## Task
Copy out every line exactly, passing over the pictures.

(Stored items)
════════════════════

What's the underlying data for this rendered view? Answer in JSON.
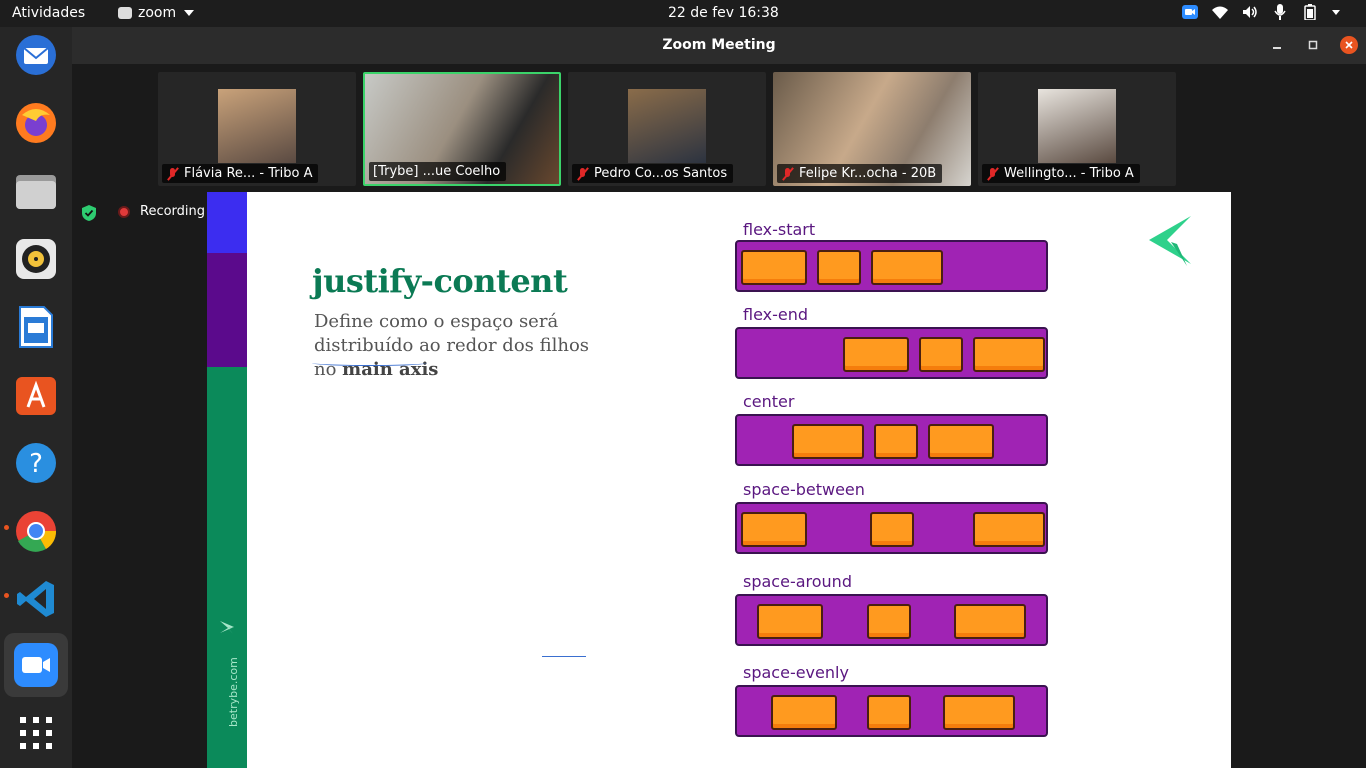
{
  "topbar": {
    "activities": "Atividades",
    "app_name": "zoom",
    "clock": "22 de fev  16:38",
    "tray_icons": [
      "zoom-tray-icon",
      "wifi-icon",
      "volume-icon",
      "microphone-icon",
      "battery-icon"
    ]
  },
  "dock": {
    "apps": [
      {
        "name": "thunderbird-icon",
        "color": "#2a6fd6"
      },
      {
        "name": "firefox-icon",
        "color": "#ff7b1f"
      },
      {
        "name": "files-icon",
        "color": "#bdbdbd"
      },
      {
        "name": "rhythmbox-icon",
        "color": "#f2c23a"
      },
      {
        "name": "libreoffice-writer-icon",
        "color": "#2a7bd6"
      },
      {
        "name": "ubuntu-software-icon",
        "color": "#e95420"
      },
      {
        "name": "help-icon",
        "color": "#2a8fe0"
      },
      {
        "name": "chrome-icon",
        "color": "#ea4335"
      },
      {
        "name": "vscode-icon",
        "color": "#1f8ad2"
      },
      {
        "name": "zoom-icon",
        "color": "#2d8cff"
      },
      {
        "name": "show-apps-icon",
        "color": "#ffffff"
      }
    ]
  },
  "window": {
    "title": "Zoom Meeting",
    "controls": [
      "minimize",
      "maximize",
      "close"
    ]
  },
  "participants": [
    {
      "name": "Flávia Re... - Tribo A",
      "muted": true,
      "active": false
    },
    {
      "name": "[Trybe] ...ue Coelho",
      "muted": false,
      "active": true
    },
    {
      "name": "Pedro Co...os Santos",
      "muted": true,
      "active": false
    },
    {
      "name": "Felipe Kr...ocha - 20B",
      "muted": true,
      "active": false
    },
    {
      "name": "Wellingto... - Tribo A",
      "muted": true,
      "active": false
    }
  ],
  "status": {
    "recording": "Recording"
  },
  "slide": {
    "site": "betrybe.com",
    "title": "justify-content",
    "desc_line1": "Define como o espaço será",
    "desc_line2": "distribuído ao redor dos filhos",
    "desc_line3_prefix": "no ",
    "desc_line3_bold": "main axis",
    "demos": [
      {
        "label": "flex-start"
      },
      {
        "label": "flex-end"
      },
      {
        "label": "center"
      },
      {
        "label": "space-between"
      },
      {
        "label": "space-around"
      },
      {
        "label": "space-evenly"
      }
    ],
    "colors": {
      "green": "#0b8a5a",
      "purple": "#a023b4",
      "orange": "#ff9a1f",
      "blue": "#3c2df0"
    }
  }
}
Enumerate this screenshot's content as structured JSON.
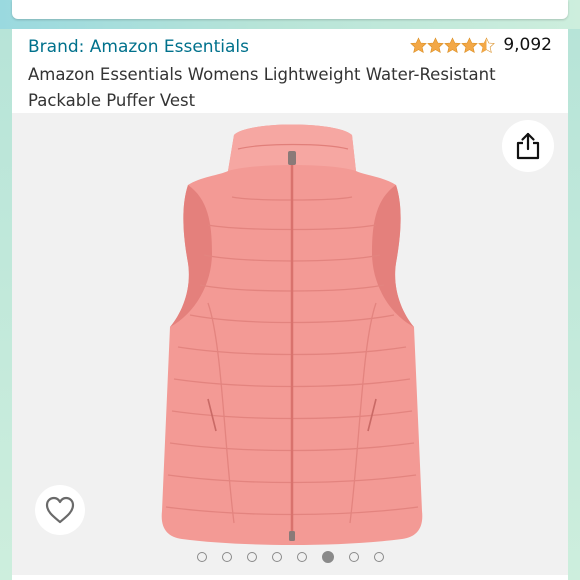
{
  "product": {
    "brand_line": "Brand: Amazon Essentials",
    "title": "Amazon Essentials Womens Lightweight Water-Resistant Packable Puffer Vest",
    "rating": {
      "stars": 4.5,
      "count": "9,092",
      "star_color": "#f3a847"
    },
    "image": {
      "subject": "pink puffer vest",
      "color": "#f39a95"
    }
  },
  "actions": {
    "share_icon": "share-icon",
    "wishlist_icon": "heart-outline-icon"
  },
  "carousel": {
    "total": 8,
    "active_index": 5
  },
  "colors": {
    "brand_link": "#00718c",
    "image_bg": "#f1f1f1",
    "frame_accent": "#9ad9df"
  }
}
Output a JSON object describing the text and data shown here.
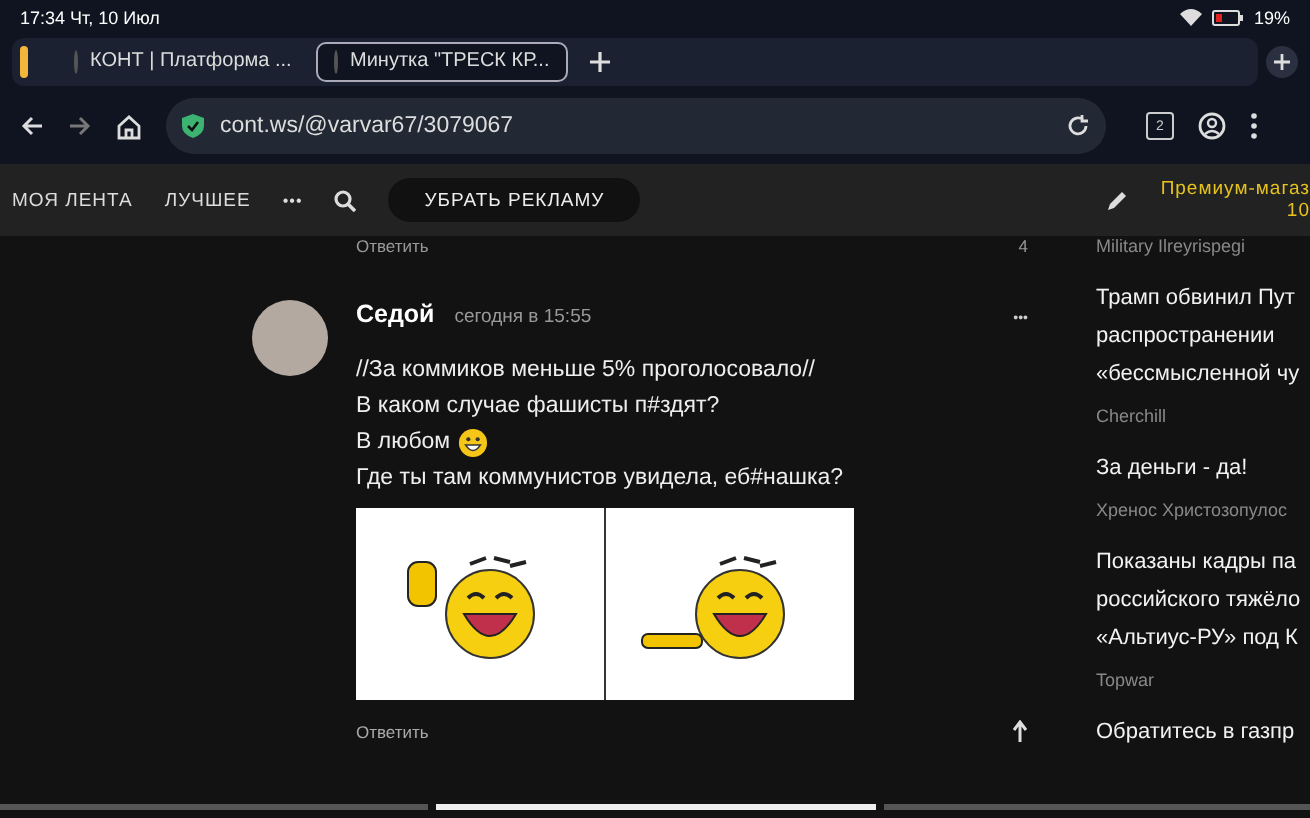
{
  "status_bar": {
    "time": "17:34 Чт, 10 Июл",
    "battery": "19%"
  },
  "browser_tabs": [
    {
      "title": "КОНТ | Платформа ...",
      "selected": false
    },
    {
      "title": "Минутка \"ТРЕСК КР...",
      "selected": true
    }
  ],
  "address_bar": {
    "url": "cont.ws/@varvar67/3079067",
    "tab_count": "2"
  },
  "site_nav": {
    "items": [
      "МОЯ ЛЕНТА",
      "ЛУЧШЕЕ"
    ],
    "more": "•••",
    "ad_button": "УБРАТЬ РЕКЛАМУ",
    "premium": "Премиум-магаз",
    "premium_sub": "10"
  },
  "prev_comment": {
    "reply": "Ответить",
    "votes": "4"
  },
  "comment": {
    "author": "Седой",
    "time": "сегодня в 15:55",
    "menu": "•••",
    "lines": [
      {
        "kind": "text",
        "text": "//За коммиков меньше 5% проголосовало//"
      },
      {
        "kind": "text",
        "text": "В каком случае фашисты п#здят?"
      },
      {
        "kind": "smiley",
        "text": "В любом"
      },
      {
        "kind": "text",
        "text": "Где ты там коммунистов увидела, еб#нашка?"
      }
    ],
    "reply": "Ответить"
  },
  "sidebar": {
    "top_author": "Military Ilreyrispegi",
    "articles": [
      {
        "lines": [
          "Трамп обвинил Пут",
          "распространении",
          "«бессмысленной чу"
        ],
        "author": "Cherchill"
      },
      {
        "lines": [
          "За деньги - да!"
        ],
        "author": "Хренос Христозопулос"
      },
      {
        "lines": [
          "Показаны кадры па",
          "российского тяжёло",
          "«Альтиус-РУ» под К"
        ],
        "author": "Topwar"
      },
      {
        "lines": [
          "Обратитесь в газпр"
        ]
      }
    ]
  }
}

════════════════════

## Answer to this task
What's the underlying data for this rendered view? Answer in JSON.
{
  "topbar": {
    "activities": "Atividades",
    "app_name": "zoom",
    "clock": "22 de fev  16:38",
    "tray_icons": [
      "zoom-tray-icon",
      "wifi-icon",
      "volume-icon",
      "microphone-icon",
      "battery-icon"
    ]
  },
  "dock": {
    "apps": [
      {
        "name": "thunderbird-icon",
        "color": "#2a6fd6"
      },
      {
        "name": "firefox-icon",
        "color": "#ff7b1f"
      },
      {
        "name": "files-icon",
        "color": "#bdbdbd"
      },
      {
        "name": "rhythmbox-icon",
        "color": "#f2c23a"
      },
      {
        "name": "libreoffice-writer-icon",
        "color": "#2a7bd6"
      },
      {
        "name": "ubuntu-software-icon",
        "color": "#e95420"
      },
      {
        "name": "help-icon",
        "color": "#2a8fe0"
      },
      {
        "name": "chrome-icon",
        "color": "#ea4335"
      },
      {
        "name": "vscode-icon",
        "color": "#1f8ad2"
      },
      {
        "name": "zoom-icon",
        "color": "#2d8cff"
      },
      {
        "name": "show-apps-icon",
        "color": "#ffffff"
      }
    ]
  },
  "window": {
    "title": "Zoom Meeting",
    "controls": [
      "minimize",
      "maximize",
      "close"
    ]
  },
  "participants": [
    {
      "name": "Flávia Re... - Tribo A",
      "muted": true,
      "active": false
    },
    {
      "name": "[Trybe] ...ue Coelho",
      "muted": false,
      "active": true
    },
    {
      "name": "Pedro Co...os Santos",
      "muted": true,
      "active": false
    },
    {
      "name": "Felipe Kr...ocha - 20B",
      "muted": true,
      "active": false
    },
    {
      "name": "Wellingto... - Tribo A",
      "muted": true,
      "active": false
    }
  ],
  "status": {
    "recording": "Recording"
  },
  "slide": {
    "site": "betrybe.com",
    "title": "justify-content",
    "desc_line1": "Define como o espaço será",
    "desc_line2": "distribuído ao redor dos filhos",
    "desc_line3_prefix": "no ",
    "desc_line3_bold": "main axis",
    "demos": [
      {
        "label": "flex-start"
      },
      {
        "label": "flex-end"
      },
      {
        "label": "center"
      },
      {
        "label": "space-between"
      },
      {
        "label": "space-around"
      },
      {
        "label": "space-evenly"
      }
    ],
    "colors": {
      "green": "#0b8a5a",
      "purple": "#a023b4",
      "orange": "#ff9a1f",
      "blue": "#3c2df0"
    }
  }
}
Enumerate this screenshot's content as structured JSON.
{
  "product": {
    "brand_line": "Brand: Amazon Essentials",
    "title": "Amazon Essentials Womens Lightweight Water-Resistant Packable Puffer Vest",
    "rating": {
      "stars": 4.5,
      "count": "9,092",
      "star_color": "#f3a847"
    },
    "image": {
      "subject": "pink puffer vest",
      "color": "#f39a95"
    }
  },
  "actions": {
    "share_icon": "share-icon",
    "wishlist_icon": "heart-outline-icon"
  },
  "carousel": {
    "total": 8,
    "active_index": 5
  },
  "colors": {
    "brand_link": "#00718c",
    "image_bg": "#f1f1f1",
    "frame_accent": "#9ad9df"
  }
}
Output a JSON object describing the text and data shown here.
{
  "status_bar": {
    "time": "17:34 Чт, 10 Июл",
    "battery": "19%"
  },
  "browser_tabs": [
    {
      "title": "КОНТ | Платформа ...",
      "selected": false
    },
    {
      "title": "Минутка \"ТРЕСК КР...",
      "selected": true
    }
  ],
  "address_bar": {
    "url": "cont.ws/@varvar67/3079067",
    "tab_count": "2"
  },
  "site_nav": {
    "items": [
      "МОЯ ЛЕНТА",
      "ЛУЧШЕЕ"
    ],
    "more": "•••",
    "ad_button": "УБРАТЬ РЕКЛАМУ",
    "premium": "Премиум-магаз",
    "premium_sub": "10"
  },
  "prev_comment": {
    "reply": "Ответить",
    "votes": "4"
  },
  "comment": {
    "author": "Седой",
    "time": "сегодня в 15:55",
    "menu": "•••",
    "lines": [
      {
        "kind": "text",
        "text": "//За коммиков меньше 5% проголосовало//"
      },
      {
        "kind": "text",
        "text": "В каком случае фашисты п#здят?"
      },
      {
        "kind": "smiley",
        "text": "В любом"
      },
      {
        "kind": "text",
        "text": "Где ты там коммунистов увидела, еб#нашка?"
      }
    ],
    "reply": "Ответить"
  },
  "sidebar": {
    "top_author": "Military Ilreyrispegi",
    "articles": [
      {
        "lines": [
          "Трамп обвинил Пут",
          "распространении",
          "«бессмысленной чу"
        ],
        "author": "Cherchill"
      },
      {
        "lines": [
          "За деньги - да!"
        ],
        "author": "Хренос Христозопулос"
      },
      {
        "lines": [
          "Показаны кадры па",
          "российского тяжёло",
          "«Альтиус-РУ» под К"
        ],
        "author": "Topwar"
      },
      {
        "lines": [
          "Обратитесь в газпр"
        ]
      }
    ]
  }
}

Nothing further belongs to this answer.